* [SET PROBLEM] In this exercise, reproduce all the entries that follow exactly.

____

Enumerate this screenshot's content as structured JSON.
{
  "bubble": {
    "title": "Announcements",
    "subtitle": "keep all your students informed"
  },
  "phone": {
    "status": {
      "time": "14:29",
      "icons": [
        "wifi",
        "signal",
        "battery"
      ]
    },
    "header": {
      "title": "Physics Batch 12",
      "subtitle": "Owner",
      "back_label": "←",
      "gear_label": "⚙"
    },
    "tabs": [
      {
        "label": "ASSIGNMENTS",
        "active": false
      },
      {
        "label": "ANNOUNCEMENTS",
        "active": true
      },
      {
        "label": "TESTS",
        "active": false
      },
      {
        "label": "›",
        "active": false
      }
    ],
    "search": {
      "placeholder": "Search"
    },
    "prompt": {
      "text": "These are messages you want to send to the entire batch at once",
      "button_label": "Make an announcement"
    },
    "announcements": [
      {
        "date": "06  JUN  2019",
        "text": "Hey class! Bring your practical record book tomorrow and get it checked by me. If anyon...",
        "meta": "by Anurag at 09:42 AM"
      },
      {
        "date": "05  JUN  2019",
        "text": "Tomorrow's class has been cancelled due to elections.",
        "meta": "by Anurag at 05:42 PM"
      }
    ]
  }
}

____

* [EXERCISE ANSWER]
Enumerate this screenshot's content as structured JSON.
{
  "bubble": {
    "title": "Announcements",
    "subtitle": "keep all your students informed"
  },
  "phone": {
    "status": {
      "time": "14:29",
      "icons": [
        "wifi",
        "signal",
        "battery"
      ]
    },
    "header": {
      "title": "Physics Batch 12",
      "subtitle": "Owner",
      "back_label": "←",
      "gear_label": "⚙"
    },
    "tabs": [
      {
        "label": "ASSIGNMENTS",
        "active": false
      },
      {
        "label": "ANNOUNCEMENTS",
        "active": true
      },
      {
        "label": "TESTS",
        "active": false
      },
      {
        "label": "›",
        "active": false
      }
    ],
    "search": {
      "placeholder": "Search"
    },
    "prompt": {
      "text": "These are messages you want to send to the entire batch at once",
      "button_label": "Make an announcement"
    },
    "announcements": [
      {
        "date": "06  JUN  2019",
        "text": "Hey class! Bring your practical record book tomorrow and get it checked by me. If anyon...",
        "meta": "by Anurag at 09:42 AM"
      },
      {
        "date": "05  JUN  2019",
        "text": "Tomorrow's class has been cancelled due to elections.",
        "meta": "by Anurag at 05:42 PM"
      }
    ]
  }
}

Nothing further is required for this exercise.